(Entries taken from a collection)
>>>

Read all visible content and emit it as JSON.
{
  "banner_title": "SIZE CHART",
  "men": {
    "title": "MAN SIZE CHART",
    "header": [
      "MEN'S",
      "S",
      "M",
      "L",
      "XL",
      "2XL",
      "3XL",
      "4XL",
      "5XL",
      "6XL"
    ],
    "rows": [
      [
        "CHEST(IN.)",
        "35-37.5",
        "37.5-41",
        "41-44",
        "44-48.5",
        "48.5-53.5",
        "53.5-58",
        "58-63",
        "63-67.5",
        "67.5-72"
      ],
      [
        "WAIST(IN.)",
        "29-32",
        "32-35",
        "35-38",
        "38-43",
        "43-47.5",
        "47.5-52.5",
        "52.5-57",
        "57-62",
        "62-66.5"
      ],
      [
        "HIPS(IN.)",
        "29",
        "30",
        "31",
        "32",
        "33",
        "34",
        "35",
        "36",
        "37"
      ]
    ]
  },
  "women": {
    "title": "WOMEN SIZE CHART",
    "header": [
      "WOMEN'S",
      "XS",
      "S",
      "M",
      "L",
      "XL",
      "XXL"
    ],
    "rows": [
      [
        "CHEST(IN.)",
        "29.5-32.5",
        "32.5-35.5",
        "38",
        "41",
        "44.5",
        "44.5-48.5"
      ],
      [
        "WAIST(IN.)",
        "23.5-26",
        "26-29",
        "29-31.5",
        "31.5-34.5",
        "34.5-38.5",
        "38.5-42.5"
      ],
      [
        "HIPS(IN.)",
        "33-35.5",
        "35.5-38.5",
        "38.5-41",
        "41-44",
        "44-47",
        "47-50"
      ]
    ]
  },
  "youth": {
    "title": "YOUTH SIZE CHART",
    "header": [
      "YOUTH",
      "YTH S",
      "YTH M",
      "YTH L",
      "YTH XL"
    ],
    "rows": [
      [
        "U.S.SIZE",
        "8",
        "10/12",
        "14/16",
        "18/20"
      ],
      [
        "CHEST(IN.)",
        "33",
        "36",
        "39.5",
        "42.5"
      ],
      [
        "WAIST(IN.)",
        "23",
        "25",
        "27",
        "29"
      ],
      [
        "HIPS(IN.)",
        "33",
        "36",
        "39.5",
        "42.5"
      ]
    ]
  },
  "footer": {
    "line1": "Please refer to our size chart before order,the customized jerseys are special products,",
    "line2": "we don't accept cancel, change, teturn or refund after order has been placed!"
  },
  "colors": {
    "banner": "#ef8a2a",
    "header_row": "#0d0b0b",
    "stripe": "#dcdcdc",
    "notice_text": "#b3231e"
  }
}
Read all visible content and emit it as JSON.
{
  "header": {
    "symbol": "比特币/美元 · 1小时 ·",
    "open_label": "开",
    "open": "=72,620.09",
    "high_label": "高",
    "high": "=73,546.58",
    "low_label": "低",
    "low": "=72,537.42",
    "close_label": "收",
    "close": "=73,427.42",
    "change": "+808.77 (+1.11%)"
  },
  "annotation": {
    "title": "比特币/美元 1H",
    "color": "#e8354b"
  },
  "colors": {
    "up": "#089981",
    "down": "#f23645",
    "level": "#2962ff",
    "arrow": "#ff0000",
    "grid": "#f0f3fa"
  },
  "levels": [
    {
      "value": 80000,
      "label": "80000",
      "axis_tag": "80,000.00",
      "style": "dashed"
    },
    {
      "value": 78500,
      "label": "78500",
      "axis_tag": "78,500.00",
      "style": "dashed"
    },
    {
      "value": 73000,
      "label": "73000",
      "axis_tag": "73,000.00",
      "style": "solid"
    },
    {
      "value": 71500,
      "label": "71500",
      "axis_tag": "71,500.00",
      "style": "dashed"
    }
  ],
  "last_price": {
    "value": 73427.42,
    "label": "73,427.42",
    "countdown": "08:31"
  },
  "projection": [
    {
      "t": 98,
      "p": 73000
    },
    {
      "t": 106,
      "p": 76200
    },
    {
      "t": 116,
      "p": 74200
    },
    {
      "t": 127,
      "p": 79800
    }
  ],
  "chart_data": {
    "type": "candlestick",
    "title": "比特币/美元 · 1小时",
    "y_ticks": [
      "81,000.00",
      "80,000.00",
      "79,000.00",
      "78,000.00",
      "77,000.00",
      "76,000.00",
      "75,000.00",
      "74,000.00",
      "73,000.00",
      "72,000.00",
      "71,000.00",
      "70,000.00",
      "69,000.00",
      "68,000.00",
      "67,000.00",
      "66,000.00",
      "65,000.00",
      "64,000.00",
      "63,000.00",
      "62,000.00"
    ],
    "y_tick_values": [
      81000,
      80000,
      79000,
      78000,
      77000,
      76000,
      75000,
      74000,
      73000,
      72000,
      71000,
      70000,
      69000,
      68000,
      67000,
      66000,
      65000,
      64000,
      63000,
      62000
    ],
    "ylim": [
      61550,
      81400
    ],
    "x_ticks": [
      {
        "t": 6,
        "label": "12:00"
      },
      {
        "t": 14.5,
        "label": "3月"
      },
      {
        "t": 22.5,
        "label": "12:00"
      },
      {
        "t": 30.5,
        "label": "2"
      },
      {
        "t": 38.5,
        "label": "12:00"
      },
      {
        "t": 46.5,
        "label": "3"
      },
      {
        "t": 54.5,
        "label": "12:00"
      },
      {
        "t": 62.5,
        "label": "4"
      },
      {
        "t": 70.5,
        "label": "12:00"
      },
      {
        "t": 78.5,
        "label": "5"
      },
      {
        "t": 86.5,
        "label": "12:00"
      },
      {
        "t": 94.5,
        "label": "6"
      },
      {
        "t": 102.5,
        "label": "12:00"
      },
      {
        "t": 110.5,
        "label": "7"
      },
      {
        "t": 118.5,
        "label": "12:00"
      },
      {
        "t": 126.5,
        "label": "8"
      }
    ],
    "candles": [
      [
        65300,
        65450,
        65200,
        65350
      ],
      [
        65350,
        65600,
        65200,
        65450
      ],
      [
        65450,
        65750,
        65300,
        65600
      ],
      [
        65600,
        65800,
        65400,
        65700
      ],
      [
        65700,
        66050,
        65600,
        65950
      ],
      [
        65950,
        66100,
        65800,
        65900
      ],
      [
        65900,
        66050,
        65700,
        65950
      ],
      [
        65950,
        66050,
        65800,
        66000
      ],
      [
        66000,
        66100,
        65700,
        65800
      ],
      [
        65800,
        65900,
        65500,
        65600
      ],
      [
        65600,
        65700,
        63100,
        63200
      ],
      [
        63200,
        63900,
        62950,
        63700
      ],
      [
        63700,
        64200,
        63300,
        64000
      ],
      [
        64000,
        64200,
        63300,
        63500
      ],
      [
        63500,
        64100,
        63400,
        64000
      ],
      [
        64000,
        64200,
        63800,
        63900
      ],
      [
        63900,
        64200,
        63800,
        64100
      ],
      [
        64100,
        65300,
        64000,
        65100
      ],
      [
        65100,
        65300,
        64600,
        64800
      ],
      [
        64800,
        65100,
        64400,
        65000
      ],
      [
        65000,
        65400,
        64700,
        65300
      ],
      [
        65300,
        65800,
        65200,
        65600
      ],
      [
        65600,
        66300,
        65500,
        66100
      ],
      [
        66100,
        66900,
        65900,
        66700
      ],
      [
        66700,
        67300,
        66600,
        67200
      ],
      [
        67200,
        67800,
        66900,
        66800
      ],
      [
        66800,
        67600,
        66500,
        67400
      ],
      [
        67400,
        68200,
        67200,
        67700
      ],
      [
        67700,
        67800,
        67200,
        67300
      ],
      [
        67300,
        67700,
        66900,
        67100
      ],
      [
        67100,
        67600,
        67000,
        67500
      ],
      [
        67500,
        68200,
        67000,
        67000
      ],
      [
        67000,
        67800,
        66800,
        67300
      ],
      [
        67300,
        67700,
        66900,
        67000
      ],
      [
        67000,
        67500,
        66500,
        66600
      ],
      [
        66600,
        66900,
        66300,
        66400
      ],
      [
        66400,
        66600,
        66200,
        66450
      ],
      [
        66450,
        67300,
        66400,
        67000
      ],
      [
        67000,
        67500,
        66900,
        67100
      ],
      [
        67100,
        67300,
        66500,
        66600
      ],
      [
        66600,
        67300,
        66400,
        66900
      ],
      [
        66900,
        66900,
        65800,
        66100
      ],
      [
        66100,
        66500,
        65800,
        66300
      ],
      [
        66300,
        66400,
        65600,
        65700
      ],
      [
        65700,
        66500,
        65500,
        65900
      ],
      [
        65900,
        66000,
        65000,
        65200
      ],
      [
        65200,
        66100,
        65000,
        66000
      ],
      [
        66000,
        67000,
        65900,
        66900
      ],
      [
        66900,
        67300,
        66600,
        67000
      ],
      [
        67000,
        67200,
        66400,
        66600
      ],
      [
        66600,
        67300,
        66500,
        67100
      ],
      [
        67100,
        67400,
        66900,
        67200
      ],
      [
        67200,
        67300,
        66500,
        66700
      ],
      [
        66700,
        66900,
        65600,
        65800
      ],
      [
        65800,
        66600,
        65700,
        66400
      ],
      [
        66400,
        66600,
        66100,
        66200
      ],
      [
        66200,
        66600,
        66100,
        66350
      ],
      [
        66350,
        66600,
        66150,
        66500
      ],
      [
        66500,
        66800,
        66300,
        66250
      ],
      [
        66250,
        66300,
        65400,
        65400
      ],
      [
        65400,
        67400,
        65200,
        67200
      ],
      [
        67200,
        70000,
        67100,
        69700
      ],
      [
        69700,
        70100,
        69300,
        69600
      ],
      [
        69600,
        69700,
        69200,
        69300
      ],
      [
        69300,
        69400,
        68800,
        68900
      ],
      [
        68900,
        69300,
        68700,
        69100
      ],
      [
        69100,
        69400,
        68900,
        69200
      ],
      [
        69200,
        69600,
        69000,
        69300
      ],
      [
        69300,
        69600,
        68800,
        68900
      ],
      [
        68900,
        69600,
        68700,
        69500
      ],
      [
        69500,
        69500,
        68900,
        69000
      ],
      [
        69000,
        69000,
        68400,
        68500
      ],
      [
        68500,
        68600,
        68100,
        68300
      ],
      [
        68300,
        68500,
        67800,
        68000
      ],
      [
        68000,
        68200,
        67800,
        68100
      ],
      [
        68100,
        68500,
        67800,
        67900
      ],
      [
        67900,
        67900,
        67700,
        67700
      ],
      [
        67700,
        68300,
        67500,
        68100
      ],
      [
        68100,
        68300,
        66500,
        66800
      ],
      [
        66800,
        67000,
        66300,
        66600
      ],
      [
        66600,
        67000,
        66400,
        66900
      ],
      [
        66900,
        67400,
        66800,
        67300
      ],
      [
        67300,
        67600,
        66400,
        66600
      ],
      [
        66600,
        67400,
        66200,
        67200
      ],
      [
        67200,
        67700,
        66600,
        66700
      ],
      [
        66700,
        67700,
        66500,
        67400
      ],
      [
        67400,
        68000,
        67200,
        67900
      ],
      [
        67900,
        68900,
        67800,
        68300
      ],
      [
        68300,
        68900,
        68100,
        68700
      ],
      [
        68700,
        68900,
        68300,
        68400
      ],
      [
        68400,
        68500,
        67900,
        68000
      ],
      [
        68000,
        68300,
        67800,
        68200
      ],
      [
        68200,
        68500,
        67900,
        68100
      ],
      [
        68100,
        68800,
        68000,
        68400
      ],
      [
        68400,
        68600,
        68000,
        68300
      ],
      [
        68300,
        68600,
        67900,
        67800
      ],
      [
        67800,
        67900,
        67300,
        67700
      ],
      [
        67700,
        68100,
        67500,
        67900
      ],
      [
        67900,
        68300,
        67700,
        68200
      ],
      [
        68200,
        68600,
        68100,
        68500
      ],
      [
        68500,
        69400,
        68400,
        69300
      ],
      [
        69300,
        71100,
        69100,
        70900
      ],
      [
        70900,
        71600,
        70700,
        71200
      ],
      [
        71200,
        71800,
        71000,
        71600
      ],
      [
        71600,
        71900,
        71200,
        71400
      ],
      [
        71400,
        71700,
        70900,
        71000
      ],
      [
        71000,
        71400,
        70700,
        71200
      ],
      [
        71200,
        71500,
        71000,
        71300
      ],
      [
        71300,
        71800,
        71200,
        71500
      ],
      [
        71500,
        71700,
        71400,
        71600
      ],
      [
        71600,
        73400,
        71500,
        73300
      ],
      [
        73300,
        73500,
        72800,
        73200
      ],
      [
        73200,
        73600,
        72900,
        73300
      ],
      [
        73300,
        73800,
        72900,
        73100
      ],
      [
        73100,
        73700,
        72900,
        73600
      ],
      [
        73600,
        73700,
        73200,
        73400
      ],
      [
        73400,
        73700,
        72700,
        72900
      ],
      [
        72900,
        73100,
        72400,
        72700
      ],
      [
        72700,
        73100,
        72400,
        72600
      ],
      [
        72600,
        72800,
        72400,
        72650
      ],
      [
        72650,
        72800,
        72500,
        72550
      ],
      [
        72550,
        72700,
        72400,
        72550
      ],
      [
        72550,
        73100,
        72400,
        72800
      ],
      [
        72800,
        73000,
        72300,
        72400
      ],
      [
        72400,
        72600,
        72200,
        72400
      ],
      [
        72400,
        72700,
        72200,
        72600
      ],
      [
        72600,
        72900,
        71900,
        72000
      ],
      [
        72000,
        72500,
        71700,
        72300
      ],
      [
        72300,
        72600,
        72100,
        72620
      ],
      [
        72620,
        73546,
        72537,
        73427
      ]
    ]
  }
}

<<<

▸ **Objective**
Count every line of the material above that holds the string "change", then state only the total.

▸ **Final result**
2